**EXERCISE BRIEF:**
Images must not appear in your copy; reproduce every other part of the records exactly.

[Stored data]
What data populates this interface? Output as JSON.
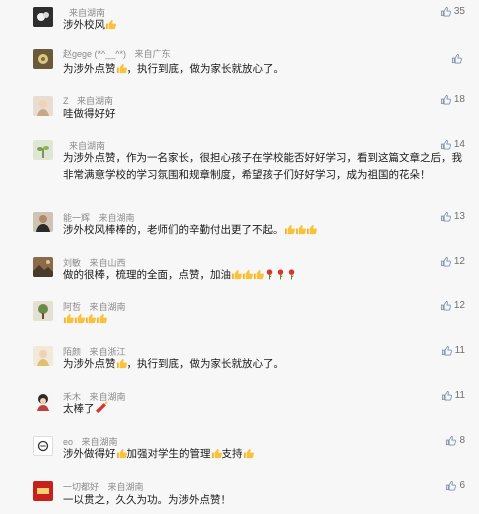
{
  "comments": [
    {
      "avatar_icon": "avatar-dark-flower",
      "name": "",
      "region": "来自湖南",
      "text": "涉外校风",
      "emoji_after": "thumbs-up",
      "likes": "35"
    },
    {
      "avatar_icon": "avatar-flower",
      "name": "赵gege (*^__^*)",
      "region": "来自广东",
      "text_parts": [
        "为涉外点赞",
        "，执行到底，做为家长就放心了。"
      ],
      "likes": ""
    },
    {
      "avatar_icon": "avatar-girl",
      "name": "Z",
      "region": "来自湖南",
      "text": "哇做得好好",
      "likes": "18"
    },
    {
      "avatar_icon": "avatar-plant",
      "name": "",
      "region": "来自湖南",
      "text": "为涉外点赞，作为一名家长，很担心孩子在学校能否好好学习，看到这篇文章之后，我非常满意学校的学习氛围和规章制度，希望孩子们好好学习，成为祖国的花朵！",
      "likes": "14"
    },
    {
      "avatar_icon": "avatar-man",
      "name": "能一辉",
      "region": "来自湖南",
      "text": "涉外校风棒棒的，老师们的辛勤付出更了不起。",
      "likes": "13"
    },
    {
      "avatar_icon": "avatar-landscape",
      "name": "刘敏",
      "region": "来自山西",
      "text": "做的很棒，梳理的全面，点赞，加油",
      "likes": "12"
    },
    {
      "avatar_icon": "avatar-tree",
      "name": "阿哲",
      "region": "来自湖南",
      "text": "",
      "likes": "12"
    },
    {
      "avatar_icon": "avatar-child",
      "name": "陌颜",
      "region": "来自浙江",
      "text_parts": [
        "为涉外点赞",
        "，执行到底，做为家长就放心了。"
      ],
      "likes": "11"
    },
    {
      "avatar_icon": "avatar-cartoon",
      "name": "禾木",
      "region": "来自湖南",
      "text": "太棒了",
      "likes": "11"
    },
    {
      "avatar_icon": "avatar-eo",
      "name": "eo",
      "region": "来自湖南",
      "text_parts": [
        "涉外做得好",
        "加强对学生的管理",
        "支持"
      ],
      "likes": "8"
    },
    {
      "avatar_icon": "avatar-red-logo",
      "name": "一切都好",
      "region": "来自湖南",
      "text": "一以贯之，久久为功。为涉外点赞！",
      "likes": "6"
    }
  ]
}
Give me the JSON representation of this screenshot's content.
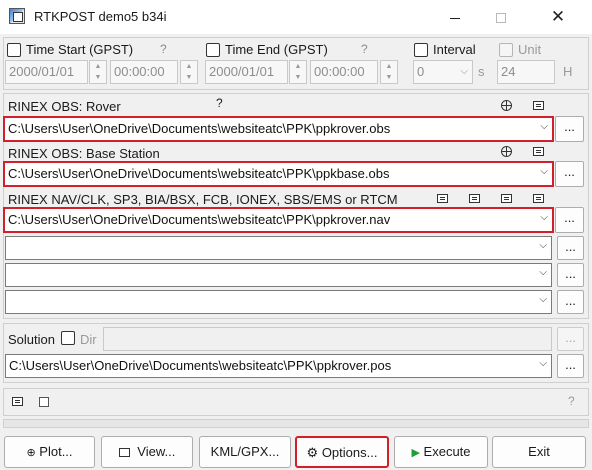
{
  "window": {
    "title": "RTKPOST demo5 b34i",
    "min_icon": "minimize-icon",
    "max_icon": "maximize-icon",
    "close_glyph": "✕"
  },
  "time": {
    "start_label": "Time Start (GPST)",
    "start_help": "?",
    "start_date": "2000/01/01",
    "start_time": "00:00:00",
    "end_label": "Time End (GPST)",
    "end_help": "?",
    "end_date": "2000/01/01",
    "end_time": "00:00:00",
    "interval_label": "Interval",
    "interval_value": "0",
    "interval_unit": "s",
    "unit_label": "Unit",
    "unit_value": "24",
    "unit_unit": "H"
  },
  "inputs": {
    "rover_label": "RINEX OBS: Rover",
    "rover_help": "?",
    "rover_path": "C:\\Users\\User\\OneDrive\\Documents\\websiteatc\\PPK\\ppkrover.obs",
    "base_label": "RINEX OBS: Base Station",
    "base_path": "C:\\Users\\User\\OneDrive\\Documents\\websiteatc\\PPK\\ppkbase.obs",
    "nav_label": "RINEX NAV/CLK, SP3, BIA/BSX, FCB, IONEX, SBS/EMS  or RTCM",
    "nav_path": "C:\\Users\\User\\OneDrive\\Documents\\websiteatc\\PPK\\ppkrover.nav",
    "extra_paths": [
      "",
      "",
      ""
    ],
    "browse_label": "..."
  },
  "solution": {
    "label": "Solution",
    "dir_label": "Dir",
    "dir_value": "",
    "path": "C:\\Users\\User\\OneDrive\\Documents\\websiteatc\\PPK\\ppkrover.pos",
    "browse_label": "..."
  },
  "status": {
    "help": "?",
    "progress": 0
  },
  "buttons": {
    "plot": "Plot...",
    "view": "View...",
    "kml": "KML/GPX...",
    "options": "Options...",
    "execute": "Execute",
    "exit": "Exit"
  },
  "colors": {
    "highlight_frame": "#d1202a",
    "execute_icon": "#1e9e3a"
  }
}
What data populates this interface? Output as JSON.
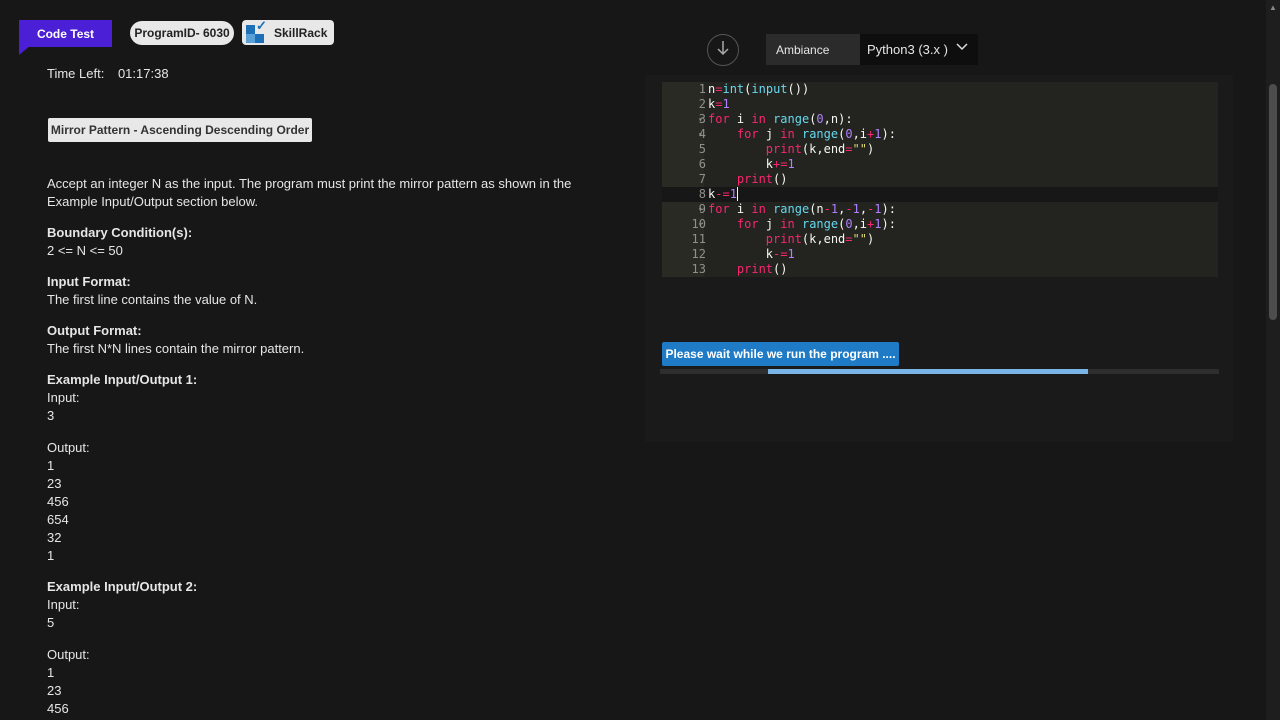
{
  "header": {
    "code_test_label": "Code Test",
    "program_id_label": "ProgramID- 6030",
    "brand_label": "SkillRack",
    "time_left_label": "Time Left:",
    "time_left_value": "01:17:38"
  },
  "problem": {
    "title": "Mirror Pattern - Ascending Descending Order",
    "description": "Accept an integer N as the input. The program must print the mirror pattern as shown in the Example Input/Output section below.",
    "boundary_heading": "Boundary Condition(s):",
    "boundary_text": "2 <= N <= 50",
    "input_heading": "Input Format:",
    "input_text": "The first line contains the value of N.",
    "output_heading": "Output Format:",
    "output_text": "The first N*N lines contain the mirror pattern.",
    "example1_heading": "Example Input/Output 1:",
    "example1_input_label": "Input:",
    "example1_input": "3",
    "example1_output_label": "Output:",
    "example1_output": [
      "1",
      "23",
      "456",
      "654",
      "32",
      "1"
    ],
    "example2_heading": "Example Input/Output 2:",
    "example2_input_label": "Input:",
    "example2_input": "5",
    "example2_output_label": "Output:",
    "example2_output": [
      "1",
      "23",
      "456"
    ]
  },
  "toolbar": {
    "ambiance_label": "Ambiance",
    "language_value": "Python3 (3.x )"
  },
  "editor": {
    "line_numbers": [
      "1",
      "2",
      "3",
      "4",
      "5",
      "6",
      "7",
      "8",
      "9",
      "10",
      "11",
      "12",
      "13"
    ],
    "highlighted_lines": [
      8
    ]
  },
  "run": {
    "status_label": "Please wait while we run the program ....",
    "progress_start": 0.194,
    "progress_end": 0.767
  },
  "colors": {
    "accent_purple": "#4b1fd6",
    "run_blue": "#1f7bc6",
    "progress_fill": "#79b4e6"
  }
}
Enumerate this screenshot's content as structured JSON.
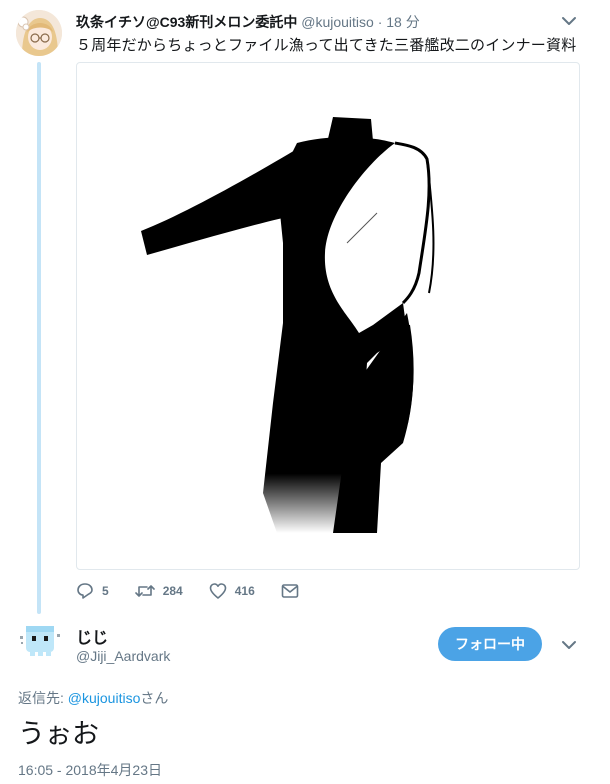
{
  "tweet": {
    "author_name": "玖条イチソ@C93新刊メロン委託中",
    "author_handle": "@kujouitiso",
    "separator": "·",
    "time": "18 分",
    "text": "５周年だからちょっとファイル漁って出てきた三番艦改二のインナー資料",
    "image": "black-inner-bodysuit-illustration",
    "actions": {
      "reply_count": "5",
      "retweet_count": "284",
      "like_count": "416"
    }
  },
  "reply": {
    "author_name": "じじ",
    "author_handle": "@Jiji_Aardvark",
    "follow_label": "フォロー中",
    "replying_prefix": "返信先: ",
    "replying_mention": "@kujouitiso",
    "replying_suffix": "さん",
    "text": "うぉお",
    "timestamp": "16:05 - 2018年4月23日"
  },
  "colors": {
    "accent": "#1b95e0",
    "follow_button": "#4ba3e6",
    "thread_line": "#c4e4f7",
    "secondary_text": "#657786"
  }
}
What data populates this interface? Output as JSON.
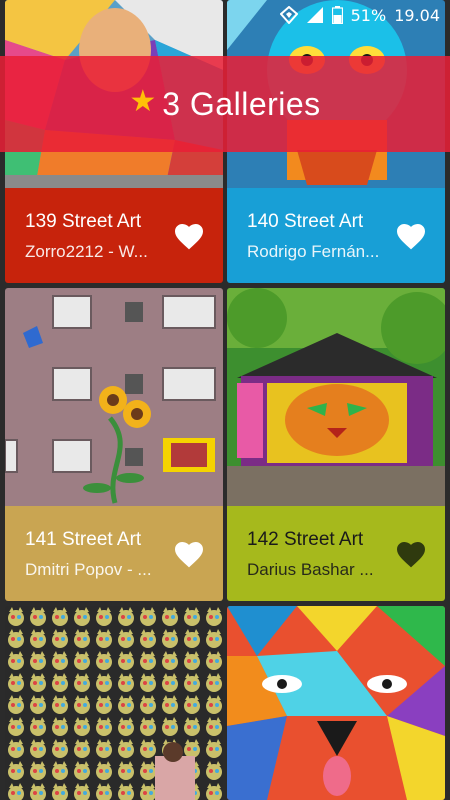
{
  "status": {
    "battery": "51%",
    "time": "19.04"
  },
  "header": {
    "star_icon": "star-icon",
    "title": "3 Galleries",
    "color": "#e91e36"
  },
  "cards": [
    {
      "name": "139 Street Art",
      "author": "Zorro2212 - W...",
      "color": "#c7230c",
      "favorite": false
    },
    {
      "name": "140 Street Art",
      "author": "Rodrigo Fernán...",
      "color": "#189fd6",
      "favorite": false
    },
    {
      "name": "141 Street Art",
      "author": "Dmitri Popov - ...",
      "color": "#c9a552",
      "favorite": false
    },
    {
      "name": "142 Street Art",
      "author": "Darius Bashar ...",
      "color": "#a6b91c",
      "favorite": true
    },
    {
      "name": "",
      "author": "",
      "color": "#3a3a3a",
      "favorite": false
    },
    {
      "name": "",
      "author": "",
      "color": "#3a3a3a",
      "favorite": false
    }
  ]
}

**CORRECT OUTPUT:**
What data populates this interface? Output as JSON.
{
  "comments": [
    {
      "avatar_icon": "avatar-dark-flower",
      "name": "",
      "region": "来自湖南",
      "text": "涉外校风",
      "emoji_after": "thumbs-up",
      "likes": "35"
    },
    {
      "avatar_icon": "avatar-flower",
      "name": "赵gege (*^__^*)",
      "region": "来自广东",
      "text_parts": [
        "为涉外点赞",
        "，执行到底，做为家长就放心了。"
      ],
      "likes": ""
    },
    {
      "avatar_icon": "avatar-girl",
      "name": "Z",
      "region": "来自湖南",
      "text": "哇做得好好",
      "likes": "18"
    },
    {
      "avatar_icon": "avatar-plant",
      "name": "",
      "region": "来自湖南",
      "text": "为涉外点赞，作为一名家长，很担心孩子在学校能否好好学习，看到这篇文章之后，我非常满意学校的学习氛围和规章制度，希望孩子们好好学习，成为祖国的花朵！",
      "likes": "14"
    },
    {
      "avatar_icon": "avatar-man",
      "name": "能一辉",
      "region": "来自湖南",
      "text": "涉外校风棒棒的，老师们的辛勤付出更了不起。",
      "likes": "13"
    },
    {
      "avatar_icon": "avatar-landscape",
      "name": "刘敏",
      "region": "来自山西",
      "text": "做的很棒，梳理的全面，点赞，加油",
      "likes": "12"
    },
    {
      "avatar_icon": "avatar-tree",
      "name": "阿哲",
      "region": "来自湖南",
      "text": "",
      "likes": "12"
    },
    {
      "avatar_icon": "avatar-child",
      "name": "陌颜",
      "region": "来自浙江",
      "text_parts": [
        "为涉外点赞",
        "，执行到底，做为家长就放心了。"
      ],
      "likes": "11"
    },
    {
      "avatar_icon": "avatar-cartoon",
      "name": "禾木",
      "region": "来自湖南",
      "text": "太棒了",
      "likes": "11"
    },
    {
      "avatar_icon": "avatar-eo",
      "name": "eo",
      "region": "来自湖南",
      "text_parts": [
        "涉外做得好",
        "加强对学生的管理",
        "支持"
      ],
      "likes": "8"
    },
    {
      "avatar_icon": "avatar-red-logo",
      "name": "一切都好",
      "region": "来自湖南",
      "text": "一以贯之，久久为功。为涉外点赞！",
      "likes": "6"
    }
  ]
}
Give me the JSON representation of this screenshot's content.
{
  "window": {
    "title": "RTKPOST demo5 b34i",
    "min_icon": "minimize-icon",
    "max_icon": "maximize-icon",
    "close_glyph": "✕"
  },
  "time": {
    "start_label": "Time Start (GPST)",
    "start_help": "?",
    "start_date": "2000/01/01",
    "start_time": "00:00:00",
    "end_label": "Time End (GPST)",
    "end_help": "?",
    "end_date": "2000/01/01",
    "end_time": "00:00:00",
    "interval_label": "Interval",
    "interval_value": "0",
    "interval_unit": "s",
    "unit_label": "Unit",
    "unit_value": "24",
    "unit_unit": "H"
  },
  "inputs": {
    "rover_label": "RINEX OBS: Rover",
    "rover_help": "?",
    "rover_path": "C:\\Users\\User\\OneDrive\\Documents\\websiteatc\\PPK\\ppkrover.obs",
    "base_label": "RINEX OBS: Base Station",
    "base_path": "C:\\Users\\User\\OneDrive\\Documents\\websiteatc\\PPK\\ppkbase.obs",
    "nav_label": "RINEX NAV/CLK, SP3, BIA/BSX, FCB, IONEX, SBS/EMS  or RTCM",
    "nav_path": "C:\\Users\\User\\OneDrive\\Documents\\websiteatc\\PPK\\ppkrover.nav",
    "extra_paths": [
      "",
      "",
      ""
    ],
    "browse_label": "..."
  },
  "solution": {
    "label": "Solution",
    "dir_label": "Dir",
    "dir_value": "",
    "path": "C:\\Users\\User\\OneDrive\\Documents\\websiteatc\\PPK\\ppkrover.pos",
    "browse_label": "..."
  },
  "status": {
    "help": "?",
    "progress": 0
  },
  "buttons": {
    "plot": "Plot...",
    "view": "View...",
    "kml": "KML/GPX...",
    "options": "Options...",
    "execute": "Execute",
    "exit": "Exit"
  },
  "colors": {
    "highlight_frame": "#d1202a",
    "execute_icon": "#1e9e3a"
  }
}
What data populates this interface? Output as JSON.
{
  "header": {
    "code_test_label": "Code Test",
    "program_id_label": "ProgramID- 6030",
    "brand_label": "SkillRack",
    "time_left_label": "Time Left:",
    "time_left_value": "01:17:38"
  },
  "problem": {
    "title": "Mirror Pattern - Ascending Descending Order",
    "description": "Accept an integer N as the input. The program must print the mirror pattern as shown in the Example Input/Output section below.",
    "boundary_heading": "Boundary Condition(s):",
    "boundary_text": "2 <= N <= 50",
    "input_heading": "Input Format:",
    "input_text": "The first line contains the value of N.",
    "output_heading": "Output Format:",
    "output_text": "The first N*N lines contain the mirror pattern.",
    "example1_heading": "Example Input/Output 1:",
    "example1_input_label": "Input:",
    "example1_input": "3",
    "example1_output_label": "Output:",
    "example1_output": [
      "1",
      "23",
      "456",
      "654",
      "32",
      "1"
    ],
    "example2_heading": "Example Input/Output 2:",
    "example2_input_label": "Input:",
    "example2_input": "5",
    "example2_output_label": "Output:",
    "example2_output": [
      "1",
      "23",
      "456"
    ]
  },
  "toolbar": {
    "ambiance_label": "Ambiance",
    "language_value": "Python3 (3.x )"
  },
  "editor": {
    "line_numbers": [
      "1",
      "2",
      "3",
      "4",
      "5",
      "6",
      "7",
      "8",
      "9",
      "10",
      "11",
      "12",
      "13"
    ],
    "highlighted_lines": [
      8
    ]
  },
  "run": {
    "status_label": "Please wait while we run the program ....",
    "progress_start": 0.194,
    "progress_end": 0.767
  },
  "colors": {
    "accent_purple": "#4b1fd6",
    "run_blue": "#1f7bc6",
    "progress_fill": "#79b4e6"
  }
}
Enumerate this screenshot's content as structured JSON.
{
  "tweet": {
    "author_name": "玖条イチソ@C93新刊メロン委託中",
    "author_handle": "@kujouitiso",
    "separator": "·",
    "time": "18 分",
    "text": "５周年だからちょっとファイル漁って出てきた三番艦改二のインナー資料",
    "image": "black-inner-bodysuit-illustration",
    "actions": {
      "reply_count": "5",
      "retweet_count": "284",
      "like_count": "416"
    }
  },
  "reply": {
    "author_name": "じじ",
    "author_handle": "@Jiji_Aardvark",
    "follow_label": "フォロー中",
    "replying_prefix": "返信先: ",
    "replying_mention": "@kujouitiso",
    "replying_suffix": "さん",
    "text": "うぉお",
    "timestamp": "16:05 - 2018年4月23日"
  },
  "colors": {
    "accent": "#1b95e0",
    "follow_button": "#4ba3e6",
    "thread_line": "#c4e4f7",
    "secondary_text": "#657786"
  }
}
What data populates this interface? Output as JSON.
{
  "status": {
    "battery": "51%",
    "time": "19.04"
  },
  "header": {
    "star_icon": "star-icon",
    "title": "3 Galleries",
    "color": "#e91e36"
  },
  "cards": [
    {
      "name": "139 Street Art",
      "author": "Zorro2212 - W...",
      "color": "#c7230c",
      "favorite": false
    },
    {
      "name": "140 Street Art",
      "author": "Rodrigo Fernán...",
      "color": "#189fd6",
      "favorite": false
    },
    {
      "name": "141 Street Art",
      "author": "Dmitri Popov - ...",
      "color": "#c9a552",
      "favorite": false
    },
    {
      "name": "142 Street Art",
      "author": "Darius Bashar ...",
      "color": "#a6b91c",
      "favorite": true
    },
    {
      "name": "",
      "author": "",
      "color": "#3a3a3a",
      "favorite": false
    },
    {
      "name": "",
      "author": "",
      "color": "#3a3a3a",
      "favorite": false
    }
  ]
}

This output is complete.